DOCUMENT TEXT:
(begin)

20 July 2023
Solved more questions on Dynamic Programming.
Loot House
A thief wants to loot houses. He knows the amount of money in each house. He cannot loot two consecutive houses. Find the maximum amount of money he can loot.
Input Format:
The first line of input contains an integer value of 'n'. It is the total number of houses.
The second line of input contains 'n' integer values separated by a single space denoting the amount of money each house has.
Output Format:
Print the the maximum money that can be looted.
Constraints:
0 <= n <= 10 ^ 4
Time Limit: 1 sec
Sample Input 1:
6
5 5 10 100 10 5
Sample Output 1:
110
Sample Input 2:
6
10 2 30 20 3 50
Sample Output 2:
90
Explanation of Sample Output 2:
Looting first, third, and the last houses([10 + 30 + 50]) will result in the maximum loot, and all the other possible combinations would result in less than 90.
My solution:
- Brute Force (Using Recursion)
int maxMoneyLooted(int *arr, int n)
{
//Write your code here
if(n<=0){
return 0;
}
int a = arr[0]+maxMoneyLooted(arr+2,n-2);
int b = maxMoneyLooted(arr+1,n-1);
return max(a,b);
}
- Memoization
int helper(int *arr, int n, int* output){
if(n<=0){
return 0;
}
if(output[n]!=-1){
return output[n];
}
int a = arr[0]+helper(arr+2,n-2,output);
int b = helper(arr+1,n-1,output);
output[n] = max(a,b);
return output[n];
}
int maxMoneyLooted(int *arr, int n)

(end)

DATA RECORDS:
(begin)

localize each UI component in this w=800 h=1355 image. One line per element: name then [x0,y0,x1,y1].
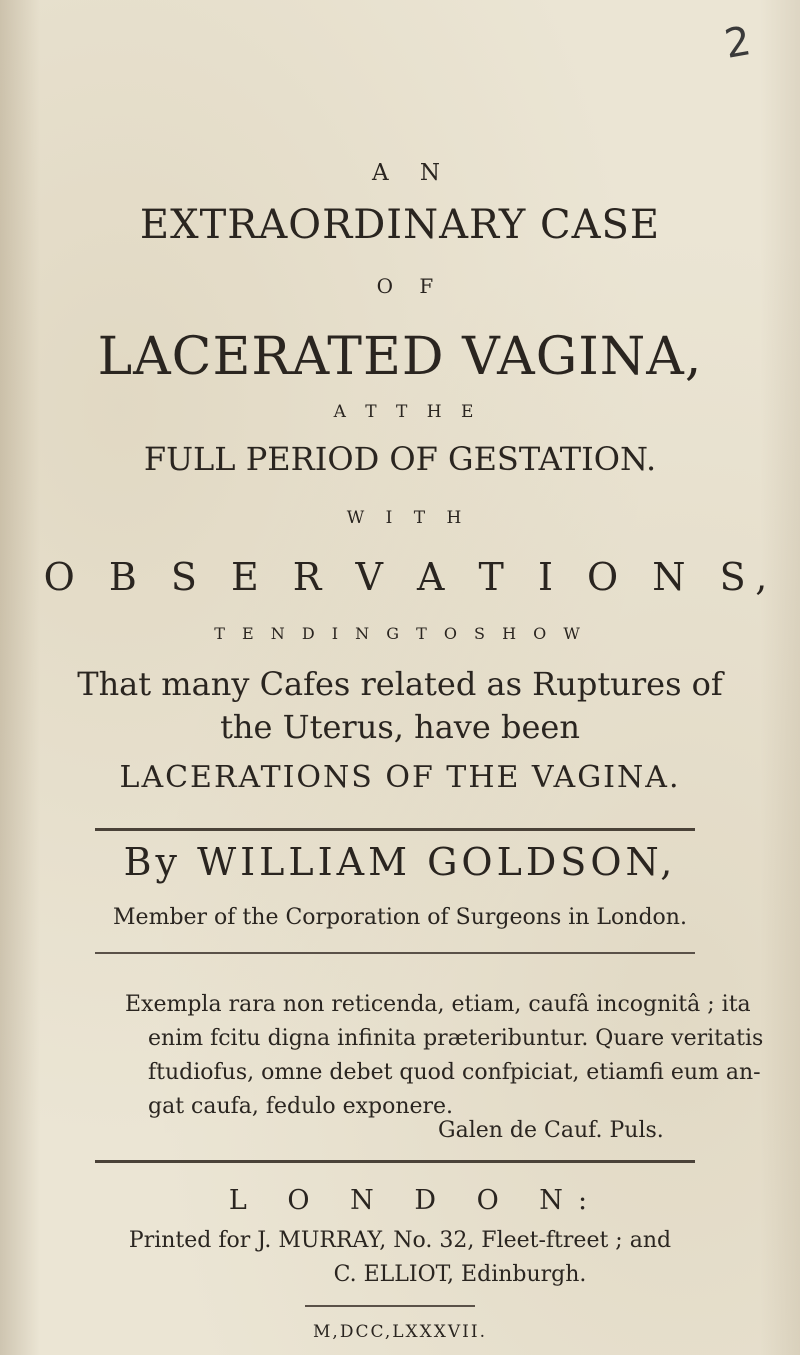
epigraph-source: Galen de Cauf. Puls. [438,1118,664,1143]
title-full-period: FULL PERIOD OF GESTATION. [143,440,657,478]
author-by-line: By WILLIAM GOLDSON, [123,840,677,884]
imprint-place: L O N D O N: [228,1185,604,1216]
title-lacerated-vagina: LACERATED VAGINA, [97,327,703,387]
divider [95,1160,695,1163]
title-extraordinary-case: EXTRAORDINARY CASE [139,202,661,248]
epigraph-line: Exempla rara non reticenda, etiam, caufâ incognitâ ; ita [125,992,751,1017]
title-at-the: A T T H E [333,402,481,422]
imprint-printer: Printed for J. MURRAY, No. 32, Fleet-ftreet ; and [128,1228,672,1253]
epigraph-line: enim fcitu digna infinita præteribuntur. Quare veritatis [148,1026,764,1051]
title-line-1: That many Cafes related as Ruptures of [77,665,723,703]
divider [95,828,695,831]
title-line-2: the Uterus, have been [220,708,580,746]
epigraph [0,988,800,1124]
imprint-date: M,DCC,LXXXVII. [313,1322,487,1342]
title-line-3: LACERATIONS OF THE VAGINA. [119,760,681,795]
divider [95,952,695,954]
author-affiliation: Member of the Corporation of Surgeons in London. [113,905,687,930]
epigraph-line: gat caufa, fedulo exponere. [148,1094,454,1119]
title-tending-to-show: T E N D I N G T O S H O W [214,624,586,643]
title-of: O F [376,274,444,298]
page-number-mark: 2 [720,18,754,68]
title-with: W I T H [346,508,470,528]
divider [305,1305,475,1307]
epigraph-line: ftudiofus, omne debet quod confpiciat, etiamfi eum an- [148,1060,761,1085]
title-observations: O B S E R V A T I O N S, [43,555,779,599]
imprint-second-printer: C. ELLIOT, Edinburgh. [333,1262,587,1287]
title-an: A N [371,160,453,186]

(end)

YOUR GOAL:
Print the passage of the Loot House notes starting at "20 July 2023" and ending at "can be looted.", word for word.

SOLUTION FOR THIS PROBLEM:
20 July 2023
Solved more questions on Dynamic Programming.
Loot House
A thief wants to loot houses. He knows the amount of money in each house. He cannot loot two consecutive houses. Find the maximum amount of money he can loot.
Input Format:
The first line of input contains an integer value of 'n'. It is the total number of houses.
The second line of input contains 'n' integer values separated by a single space denoting the amount of money each house has.
Output Format:
Print the the maximum money that can be looted.